(DIRECTIVE)
Skip the pictures and quote all of the lines exactly.

(EXTRACTED ENTRIES)
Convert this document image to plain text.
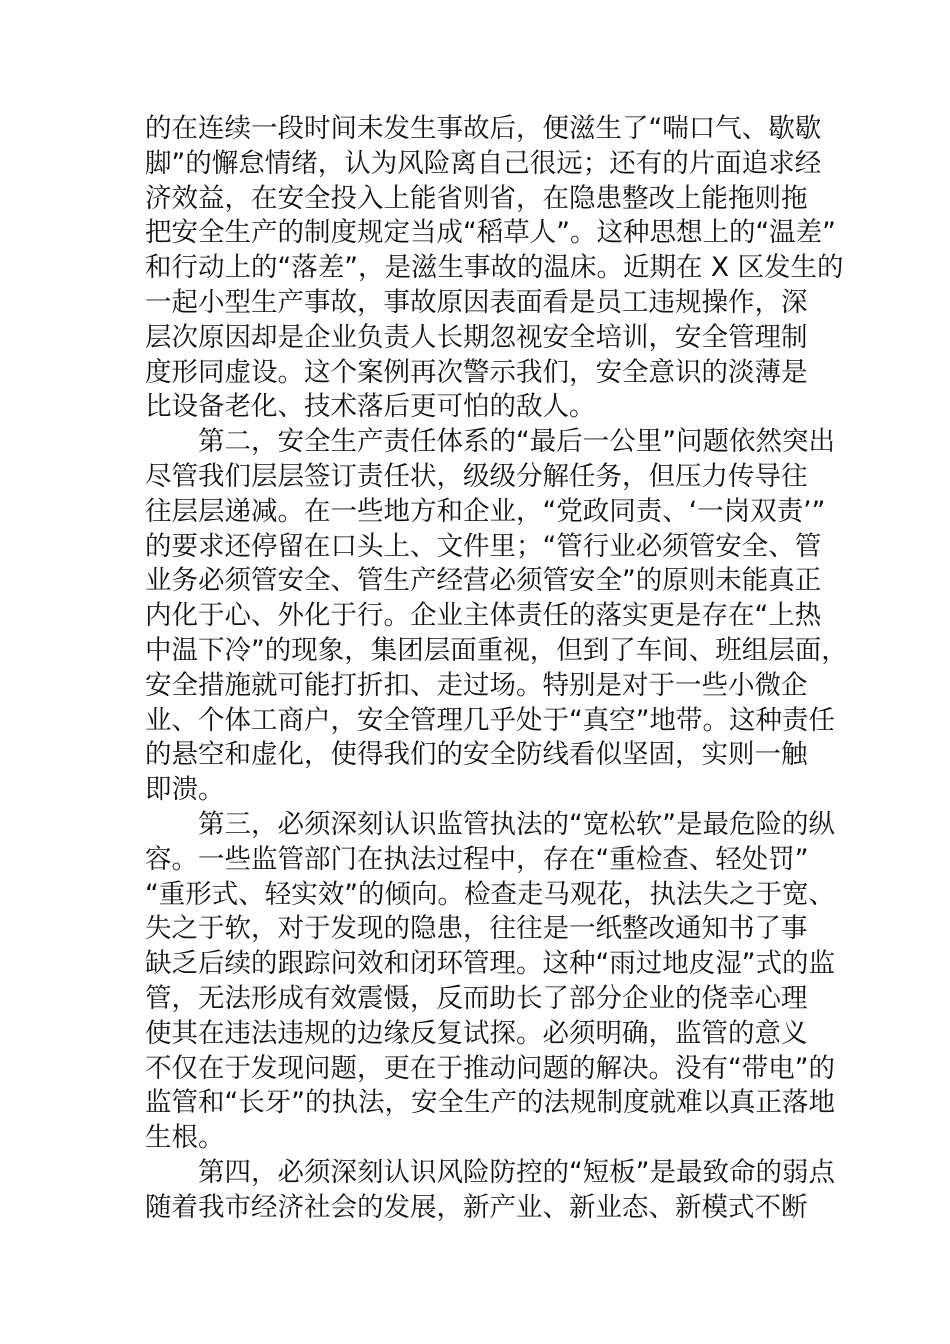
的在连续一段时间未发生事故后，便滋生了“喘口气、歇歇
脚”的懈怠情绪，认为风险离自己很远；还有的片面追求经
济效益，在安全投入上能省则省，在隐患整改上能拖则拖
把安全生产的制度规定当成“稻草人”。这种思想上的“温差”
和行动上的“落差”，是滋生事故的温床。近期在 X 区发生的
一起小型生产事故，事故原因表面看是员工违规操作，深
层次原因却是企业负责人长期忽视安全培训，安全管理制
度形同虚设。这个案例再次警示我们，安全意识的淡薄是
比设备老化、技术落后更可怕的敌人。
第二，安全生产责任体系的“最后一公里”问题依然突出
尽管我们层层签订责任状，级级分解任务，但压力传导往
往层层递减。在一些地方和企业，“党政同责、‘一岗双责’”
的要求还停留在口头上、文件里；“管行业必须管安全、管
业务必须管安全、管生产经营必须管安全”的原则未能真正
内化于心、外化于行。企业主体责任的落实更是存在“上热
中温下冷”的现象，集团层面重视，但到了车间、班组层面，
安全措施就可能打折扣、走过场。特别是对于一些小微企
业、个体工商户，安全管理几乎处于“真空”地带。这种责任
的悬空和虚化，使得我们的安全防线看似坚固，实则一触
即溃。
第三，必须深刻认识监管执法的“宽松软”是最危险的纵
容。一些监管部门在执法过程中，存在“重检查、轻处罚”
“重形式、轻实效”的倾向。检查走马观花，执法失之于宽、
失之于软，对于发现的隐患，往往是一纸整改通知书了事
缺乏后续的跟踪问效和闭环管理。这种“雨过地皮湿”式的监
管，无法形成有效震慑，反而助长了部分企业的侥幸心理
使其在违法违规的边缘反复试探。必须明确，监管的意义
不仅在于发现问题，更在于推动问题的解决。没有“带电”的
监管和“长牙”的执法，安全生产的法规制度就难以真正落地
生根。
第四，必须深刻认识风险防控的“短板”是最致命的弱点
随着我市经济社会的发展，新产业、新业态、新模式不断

(OUTPUT FOR THIS EXERCISE)
Convert this document image to plain text.
的在连续一段时间未发生事故后，便滋生了“喘口气、歇歇
脚”的懈怠情绪，认为风险离自己很远；还有的片面追求经
济效益，在安全投入上能省则省，在隐患整改上能拖则拖
把安全生产的制度规定当成“稻草人”。这种思想上的“温差”
和行动上的“落差”，是滋生事故的温床。近期在 X 区发生的
一起小型生产事故，事故原因表面看是员工违规操作，深
层次原因却是企业负责人长期忽视安全培训，安全管理制
度形同虚设。这个案例再次警示我们，安全意识的淡薄是
比设备老化、技术落后更可怕的敌人。
第二，安全生产责任体系的“最后一公里”问题依然突出
尽管我们层层签订责任状，级级分解任务，但压力传导往
往层层递减。在一些地方和企业，“党政同责、‘一岗双责’”
的要求还停留在口头上、文件里；“管行业必须管安全、管
业务必须管安全、管生产经营必须管安全”的原则未能真正
内化于心、外化于行。企业主体责任的落实更是存在“上热
中温下冷”的现象，集团层面重视，但到了车间、班组层面，
安全措施就可能打折扣、走过场。特别是对于一些小微企
业、个体工商户，安全管理几乎处于“真空”地带。这种责任
的悬空和虚化，使得我们的安全防线看似坚固，实则一触
即溃。
第三，必须深刻认识监管执法的“宽松软”是最危险的纵
容。一些监管部门在执法过程中，存在“重检查、轻处罚”
“重形式、轻实效”的倾向。检查走马观花，执法失之于宽、
失之于软，对于发现的隐患，往往是一纸整改通知书了事
缺乏后续的跟踪问效和闭环管理。这种“雨过地皮湿”式的监
管，无法形成有效震慑，反而助长了部分企业的侥幸心理
使其在违法违规的边缘反复试探。必须明确，监管的意义
不仅在于发现问题，更在于推动问题的解决。没有“带电”的
监管和“长牙”的执法，安全生产的法规制度就难以真正落地
生根。
第四，必须深刻认识风险防控的“短板”是最致命的弱点
随着我市经济社会的发展，新产业、新业态、新模式不断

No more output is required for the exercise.